• [DATA PROVIDED]:
----
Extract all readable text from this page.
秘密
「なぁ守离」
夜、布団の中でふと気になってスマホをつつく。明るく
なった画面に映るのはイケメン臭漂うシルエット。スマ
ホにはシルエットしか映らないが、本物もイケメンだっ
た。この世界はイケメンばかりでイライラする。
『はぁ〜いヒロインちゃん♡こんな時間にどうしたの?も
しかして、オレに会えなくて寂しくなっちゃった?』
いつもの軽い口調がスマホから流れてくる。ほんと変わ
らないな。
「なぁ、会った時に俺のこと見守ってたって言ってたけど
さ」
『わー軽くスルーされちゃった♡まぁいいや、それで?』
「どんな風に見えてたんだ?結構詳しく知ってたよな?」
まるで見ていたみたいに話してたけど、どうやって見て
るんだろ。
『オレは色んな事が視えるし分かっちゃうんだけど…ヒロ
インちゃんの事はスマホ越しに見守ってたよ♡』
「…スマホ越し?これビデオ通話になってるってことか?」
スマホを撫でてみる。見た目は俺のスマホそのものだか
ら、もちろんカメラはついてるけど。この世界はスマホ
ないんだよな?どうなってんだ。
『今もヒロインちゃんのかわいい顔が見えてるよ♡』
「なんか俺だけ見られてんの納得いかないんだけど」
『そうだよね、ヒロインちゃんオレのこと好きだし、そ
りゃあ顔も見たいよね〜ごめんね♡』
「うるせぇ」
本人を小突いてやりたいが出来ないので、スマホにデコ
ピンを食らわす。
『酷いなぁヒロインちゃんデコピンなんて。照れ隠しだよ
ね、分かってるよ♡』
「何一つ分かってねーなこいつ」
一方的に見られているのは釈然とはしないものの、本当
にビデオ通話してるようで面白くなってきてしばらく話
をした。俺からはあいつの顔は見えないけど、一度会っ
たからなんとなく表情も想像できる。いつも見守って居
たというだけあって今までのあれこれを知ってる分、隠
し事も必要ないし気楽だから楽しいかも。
----
• [WRITTEN INSTRUCTION]: Exact output of every entry is required.

• [WRITTEN SOLUTION]:
Extract all readable text from this page.
秘密
「なぁ守离」
夜、布団の中でふと気になってスマホをつつく。明るく
なった画面に映るのはイケメン臭漂うシルエット。スマ
ホにはシルエットしか映らないが、本物もイケメンだっ
た。この世界はイケメンばかりでイライラする。
『はぁ〜いヒロインちゃん♡こんな時間にどうしたの?も
しかして、オレに会えなくて寂しくなっちゃった?』
いつもの軽い口調がスマホから流れてくる。ほんと変わ
らないな。
「なぁ、会った時に俺のこと見守ってたって言ってたけど
さ」
『わー軽くスルーされちゃった♡まぁいいや、それで?』
「どんな風に見えてたんだ?結構詳しく知ってたよな?」
まるで見ていたみたいに話してたけど、どうやって見て
るんだろ。
『オレは色んな事が視えるし分かっちゃうんだけど…ヒロ
インちゃんの事はスマホ越しに見守ってたよ♡』
「…スマホ越し?これビデオ通話になってるってことか?」
スマホを撫でてみる。見た目は俺のスマホそのものだか
ら、もちろんカメラはついてるけど。この世界はスマホ
ないんだよな?どうなってんだ。
『今もヒロインちゃんのかわいい顔が見えてるよ♡』
「なんか俺だけ見られてんの納得いかないんだけど」
『そうだよね、ヒロインちゃんオレのこと好きだし、そ
りゃあ顔も見たいよね〜ごめんね♡』
「うるせぇ」
本人を小突いてやりたいが出来ないので、スマホにデコ
ピンを食らわす。
『酷いなぁヒロインちゃんデコピンなんて。照れ隠しだよ
ね、分かってるよ♡』
「何一つ分かってねーなこいつ」
一方的に見られているのは釈然とはしないものの、本当
にビデオ通話してるようで面白くなってきてしばらく話
をした。俺からはあいつの顔は見えないけど、一度会っ
たからなんとなく表情も想像できる。いつも見守って居
たというだけあって今までのあれこれを知ってる分、隠
し事も必要ないし気楽だから楽しいかも。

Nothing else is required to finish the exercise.